» **Exercise instructions**
How many lines in these records hold the string "name"? Reply with the number alone.
━━ Data shown ━━
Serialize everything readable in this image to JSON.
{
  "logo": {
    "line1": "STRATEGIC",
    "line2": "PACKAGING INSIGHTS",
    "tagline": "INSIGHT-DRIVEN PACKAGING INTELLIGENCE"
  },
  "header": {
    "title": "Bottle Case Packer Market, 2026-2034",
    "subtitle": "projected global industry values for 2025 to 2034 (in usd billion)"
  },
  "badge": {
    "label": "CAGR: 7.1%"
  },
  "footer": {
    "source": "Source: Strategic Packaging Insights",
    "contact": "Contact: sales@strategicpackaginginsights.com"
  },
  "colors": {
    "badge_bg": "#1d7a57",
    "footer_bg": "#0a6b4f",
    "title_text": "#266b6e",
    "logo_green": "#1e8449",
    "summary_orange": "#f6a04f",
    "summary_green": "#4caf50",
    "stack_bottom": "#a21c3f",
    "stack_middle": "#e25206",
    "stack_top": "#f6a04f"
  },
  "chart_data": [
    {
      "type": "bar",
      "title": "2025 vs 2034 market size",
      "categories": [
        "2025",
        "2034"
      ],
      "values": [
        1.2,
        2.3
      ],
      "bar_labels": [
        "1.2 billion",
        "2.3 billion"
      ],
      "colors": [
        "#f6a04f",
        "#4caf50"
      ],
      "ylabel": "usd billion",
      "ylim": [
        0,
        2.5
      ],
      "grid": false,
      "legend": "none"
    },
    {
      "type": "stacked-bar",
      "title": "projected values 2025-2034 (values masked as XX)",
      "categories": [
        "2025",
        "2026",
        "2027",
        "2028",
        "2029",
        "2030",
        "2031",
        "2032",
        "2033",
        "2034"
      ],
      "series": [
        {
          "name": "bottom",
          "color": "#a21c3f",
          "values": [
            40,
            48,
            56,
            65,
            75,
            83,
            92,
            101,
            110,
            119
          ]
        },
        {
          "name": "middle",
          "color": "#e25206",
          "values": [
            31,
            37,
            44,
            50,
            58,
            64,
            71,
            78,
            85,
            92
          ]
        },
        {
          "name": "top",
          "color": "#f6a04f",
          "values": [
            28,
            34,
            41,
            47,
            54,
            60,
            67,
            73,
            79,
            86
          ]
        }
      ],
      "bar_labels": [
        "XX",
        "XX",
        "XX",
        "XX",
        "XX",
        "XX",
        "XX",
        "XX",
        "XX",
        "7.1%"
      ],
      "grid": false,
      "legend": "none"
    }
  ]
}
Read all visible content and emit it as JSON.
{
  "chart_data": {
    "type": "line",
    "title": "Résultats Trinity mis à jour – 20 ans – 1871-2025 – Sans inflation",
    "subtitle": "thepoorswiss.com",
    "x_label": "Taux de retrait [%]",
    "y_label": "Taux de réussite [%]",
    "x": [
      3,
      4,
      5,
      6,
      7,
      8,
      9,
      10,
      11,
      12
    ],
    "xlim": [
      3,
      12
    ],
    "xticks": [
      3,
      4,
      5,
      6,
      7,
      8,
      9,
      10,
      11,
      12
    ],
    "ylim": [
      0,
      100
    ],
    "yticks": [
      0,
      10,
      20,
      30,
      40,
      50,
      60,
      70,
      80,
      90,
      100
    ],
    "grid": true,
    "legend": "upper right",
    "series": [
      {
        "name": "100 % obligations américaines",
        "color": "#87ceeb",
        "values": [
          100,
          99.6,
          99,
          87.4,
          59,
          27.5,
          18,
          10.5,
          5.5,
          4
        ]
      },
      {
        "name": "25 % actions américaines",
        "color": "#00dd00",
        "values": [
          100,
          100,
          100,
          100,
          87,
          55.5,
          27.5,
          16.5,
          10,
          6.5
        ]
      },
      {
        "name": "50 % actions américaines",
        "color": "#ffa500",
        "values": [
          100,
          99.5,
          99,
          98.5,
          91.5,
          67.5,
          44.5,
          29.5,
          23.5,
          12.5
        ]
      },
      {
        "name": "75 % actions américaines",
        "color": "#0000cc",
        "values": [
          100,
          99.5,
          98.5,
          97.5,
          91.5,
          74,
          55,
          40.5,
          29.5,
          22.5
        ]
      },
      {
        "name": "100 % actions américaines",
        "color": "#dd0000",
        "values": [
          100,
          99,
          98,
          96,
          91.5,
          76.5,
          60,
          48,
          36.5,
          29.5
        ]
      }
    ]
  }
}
━━━
» **Complete output**
8